**Description of the task:** Exactly reproduce each record listed below.

**Given data:**
"""
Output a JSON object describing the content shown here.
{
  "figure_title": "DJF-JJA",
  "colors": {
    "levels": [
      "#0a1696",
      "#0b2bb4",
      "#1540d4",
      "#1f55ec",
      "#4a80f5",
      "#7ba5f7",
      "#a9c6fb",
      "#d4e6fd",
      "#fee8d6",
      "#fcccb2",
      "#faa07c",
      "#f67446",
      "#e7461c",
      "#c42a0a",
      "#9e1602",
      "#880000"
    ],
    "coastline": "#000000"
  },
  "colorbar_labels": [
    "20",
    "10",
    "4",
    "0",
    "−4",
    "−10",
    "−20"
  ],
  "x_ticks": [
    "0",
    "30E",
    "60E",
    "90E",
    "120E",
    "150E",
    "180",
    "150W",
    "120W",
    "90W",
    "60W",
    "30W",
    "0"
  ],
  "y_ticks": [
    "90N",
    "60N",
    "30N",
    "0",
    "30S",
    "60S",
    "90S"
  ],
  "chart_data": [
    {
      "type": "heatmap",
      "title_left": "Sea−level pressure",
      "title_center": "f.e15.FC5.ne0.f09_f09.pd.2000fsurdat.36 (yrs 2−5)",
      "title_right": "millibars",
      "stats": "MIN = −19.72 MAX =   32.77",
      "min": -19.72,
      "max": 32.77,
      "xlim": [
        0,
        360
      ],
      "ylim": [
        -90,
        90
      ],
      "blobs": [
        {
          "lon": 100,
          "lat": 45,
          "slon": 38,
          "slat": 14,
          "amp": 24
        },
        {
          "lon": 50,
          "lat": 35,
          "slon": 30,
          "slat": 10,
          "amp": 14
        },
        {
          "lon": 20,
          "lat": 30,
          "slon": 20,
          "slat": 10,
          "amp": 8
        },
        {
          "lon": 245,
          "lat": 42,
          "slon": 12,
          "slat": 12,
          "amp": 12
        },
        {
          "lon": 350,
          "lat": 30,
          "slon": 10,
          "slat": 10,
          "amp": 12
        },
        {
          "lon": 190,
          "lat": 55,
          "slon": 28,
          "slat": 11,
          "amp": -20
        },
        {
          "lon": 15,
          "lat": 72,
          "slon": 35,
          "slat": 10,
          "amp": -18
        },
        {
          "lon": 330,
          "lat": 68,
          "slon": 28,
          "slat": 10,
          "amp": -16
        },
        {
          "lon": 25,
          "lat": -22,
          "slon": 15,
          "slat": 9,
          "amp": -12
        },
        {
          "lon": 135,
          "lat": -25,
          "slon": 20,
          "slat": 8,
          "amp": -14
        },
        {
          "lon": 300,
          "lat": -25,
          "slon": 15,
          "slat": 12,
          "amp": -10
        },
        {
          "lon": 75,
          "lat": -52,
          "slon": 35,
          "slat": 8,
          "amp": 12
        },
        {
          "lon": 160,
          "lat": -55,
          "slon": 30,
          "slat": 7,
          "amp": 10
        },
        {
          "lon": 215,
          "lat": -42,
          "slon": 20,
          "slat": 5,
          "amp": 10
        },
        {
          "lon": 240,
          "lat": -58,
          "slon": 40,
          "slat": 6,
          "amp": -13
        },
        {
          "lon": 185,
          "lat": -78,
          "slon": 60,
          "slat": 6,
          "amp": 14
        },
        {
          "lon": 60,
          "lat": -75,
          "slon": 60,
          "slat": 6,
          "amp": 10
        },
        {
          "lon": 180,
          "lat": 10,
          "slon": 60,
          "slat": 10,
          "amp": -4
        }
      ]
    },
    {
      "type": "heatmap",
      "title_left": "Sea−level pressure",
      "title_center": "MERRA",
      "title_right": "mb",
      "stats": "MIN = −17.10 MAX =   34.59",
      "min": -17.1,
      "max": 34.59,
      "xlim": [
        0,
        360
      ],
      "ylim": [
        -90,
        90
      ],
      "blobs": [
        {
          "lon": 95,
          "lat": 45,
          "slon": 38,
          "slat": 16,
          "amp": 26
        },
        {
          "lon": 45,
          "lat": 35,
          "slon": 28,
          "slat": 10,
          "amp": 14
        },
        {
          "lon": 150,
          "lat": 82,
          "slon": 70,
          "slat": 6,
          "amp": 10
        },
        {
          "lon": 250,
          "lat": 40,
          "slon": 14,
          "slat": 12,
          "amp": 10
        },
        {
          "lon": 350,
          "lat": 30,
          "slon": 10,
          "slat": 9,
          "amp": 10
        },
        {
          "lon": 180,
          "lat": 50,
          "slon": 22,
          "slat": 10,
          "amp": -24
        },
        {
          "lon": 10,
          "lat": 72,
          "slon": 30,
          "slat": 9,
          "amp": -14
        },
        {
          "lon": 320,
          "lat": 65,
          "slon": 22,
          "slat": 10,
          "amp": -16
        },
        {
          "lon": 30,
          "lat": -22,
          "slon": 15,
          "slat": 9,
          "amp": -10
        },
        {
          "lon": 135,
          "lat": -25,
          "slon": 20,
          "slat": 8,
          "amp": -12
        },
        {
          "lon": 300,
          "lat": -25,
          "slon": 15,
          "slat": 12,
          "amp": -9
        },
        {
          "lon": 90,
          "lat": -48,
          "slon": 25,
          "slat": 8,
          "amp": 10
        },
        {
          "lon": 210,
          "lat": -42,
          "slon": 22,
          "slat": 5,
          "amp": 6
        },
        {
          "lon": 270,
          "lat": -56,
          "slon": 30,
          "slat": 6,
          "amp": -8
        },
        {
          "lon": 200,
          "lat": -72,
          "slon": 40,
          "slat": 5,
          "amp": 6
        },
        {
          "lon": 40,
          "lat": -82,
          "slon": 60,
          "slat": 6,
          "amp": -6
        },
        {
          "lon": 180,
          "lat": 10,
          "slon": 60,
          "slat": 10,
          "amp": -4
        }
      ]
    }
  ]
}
"""
**Complete answer:**
Output a JSON object describing the content shown here.
{
  "figure_title": "DJF-JJA",
  "colors": {
    "levels": [
      "#0a1696",
      "#0b2bb4",
      "#1540d4",
      "#1f55ec",
      "#4a80f5",
      "#7ba5f7",
      "#a9c6fb",
      "#d4e6fd",
      "#fee8d6",
      "#fcccb2",
      "#faa07c",
      "#f67446",
      "#e7461c",
      "#c42a0a",
      "#9e1602",
      "#880000"
    ],
    "coastline": "#000000"
  },
  "colorbar_labels": [
    "20",
    "10",
    "4",
    "0",
    "−4",
    "−10",
    "−20"
  ],
  "x_ticks": [
    "0",
    "30E",
    "60E",
    "90E",
    "120E",
    "150E",
    "180",
    "150W",
    "120W",
    "90W",
    "60W",
    "30W",
    "0"
  ],
  "y_ticks": [
    "90N",
    "60N",
    "30N",
    "0",
    "30S",
    "60S",
    "90S"
  ],
  "chart_data": [
    {
      "type": "heatmap",
      "title_left": "Sea−level pressure",
      "title_center": "f.e15.FC5.ne0.f09_f09.pd.2000fsurdat.36 (yrs 2−5)",
      "title_right": "millibars",
      "stats": "MIN = −19.72 MAX =   32.77",
      "min": -19.72,
      "max": 32.77,
      "xlim": [
        0,
        360
      ],
      "ylim": [
        -90,
        90
      ],
      "blobs": [
        {
          "lon": 100,
          "lat": 45,
          "slon": 38,
          "slat": 14,
          "amp": 24
        },
        {
          "lon": 50,
          "lat": 35,
          "slon": 30,
          "slat": 10,
          "amp": 14
        },
        {
          "lon": 20,
          "lat": 30,
          "slon": 20,
          "slat": 10,
          "amp": 8
        },
        {
          "lon": 245,
          "lat": 42,
          "slon": 12,
          "slat": 12,
          "amp": 12
        },
        {
          "lon": 350,
          "lat": 30,
          "slon": 10,
          "slat": 10,
          "amp": 12
        },
        {
          "lon": 190,
          "lat": 55,
          "slon": 28,
          "slat": 11,
          "amp": -20
        },
        {
          "lon": 15,
          "lat": 72,
          "slon": 35,
          "slat": 10,
          "amp": -18
        },
        {
          "lon": 330,
          "lat": 68,
          "slon": 28,
          "slat": 10,
          "amp": -16
        },
        {
          "lon": 25,
          "lat": -22,
          "slon": 15,
          "slat": 9,
          "amp": -12
        },
        {
          "lon": 135,
          "lat": -25,
          "slon": 20,
          "slat": 8,
          "amp": -14
        },
        {
          "lon": 300,
          "lat": -25,
          "slon": 15,
          "slat": 12,
          "amp": -10
        },
        {
          "lon": 75,
          "lat": -52,
          "slon": 35,
          "slat": 8,
          "amp": 12
        },
        {
          "lon": 160,
          "lat": -55,
          "slon": 30,
          "slat": 7,
          "amp": 10
        },
        {
          "lon": 215,
          "lat": -42,
          "slon": 20,
          "slat": 5,
          "amp": 10
        },
        {
          "lon": 240,
          "lat": -58,
          "slon": 40,
          "slat": 6,
          "amp": -13
        },
        {
          "lon": 185,
          "lat": -78,
          "slon": 60,
          "slat": 6,
          "amp": 14
        },
        {
          "lon": 60,
          "lat": -75,
          "slon": 60,
          "slat": 6,
          "amp": 10
        },
        {
          "lon": 180,
          "lat": 10,
          "slon": 60,
          "slat": 10,
          "amp": -4
        }
      ]
    },
    {
      "type": "heatmap",
      "title_left": "Sea−level pressure",
      "title_center": "MERRA",
      "title_right": "mb",
      "stats": "MIN = −17.10 MAX =   34.59",
      "min": -17.1,
      "max": 34.59,
      "xlim": [
        0,
        360
      ],
      "ylim": [
        -90,
        90
      ],
      "blobs": [
        {
          "lon": 95,
          "lat": 45,
          "slon": 38,
          "slat": 16,
          "amp": 26
        },
        {
          "lon": 45,
          "lat": 35,
          "slon": 28,
          "slat": 10,
          "amp": 14
        },
        {
          "lon": 150,
          "lat": 82,
          "slon": 70,
          "slat": 6,
          "amp": 10
        },
        {
          "lon": 250,
          "lat": 40,
          "slon": 14,
          "slat": 12,
          "amp": 10
        },
        {
          "lon": 350,
          "lat": 30,
          "slon": 10,
          "slat": 9,
          "amp": 10
        },
        {
          "lon": 180,
          "lat": 50,
          "slon": 22,
          "slat": 10,
          "amp": -24
        },
        {
          "lon": 10,
          "lat": 72,
          "slon": 30,
          "slat": 9,
          "amp": -14
        },
        {
          "lon": 320,
          "lat": 65,
          "slon": 22,
          "slat": 10,
          "amp": -16
        },
        {
          "lon": 30,
          "lat": -22,
          "slon": 15,
          "slat": 9,
          "amp": -10
        },
        {
          "lon": 135,
          "lat": -25,
          "slon": 20,
          "slat": 8,
          "amp": -12
        },
        {
          "lon": 300,
          "lat": -25,
          "slon": 15,
          "slat": 12,
          "amp": -9
        },
        {
          "lon": 90,
          "lat": -48,
          "slon": 25,
          "slat": 8,
          "amp": 10
        },
        {
          "lon": 210,
          "lat": -42,
          "slon": 22,
          "slat": 5,
          "amp": 6
        },
        {
          "lon": 270,
          "lat": -56,
          "slon": 30,
          "slat": 6,
          "amp": -8
        },
        {
          "lon": 200,
          "lat": -72,
          "slon": 40,
          "slat": 5,
          "amp": 6
        },
        {
          "lon": 40,
          "lat": -82,
          "slon": 60,
          "slat": 6,
          "amp": -6
        },
        {
          "lon": 180,
          "lat": 10,
          "slon": 60,
          "slat": 10,
          "amp": -4
        }
      ]
    }
  ]
}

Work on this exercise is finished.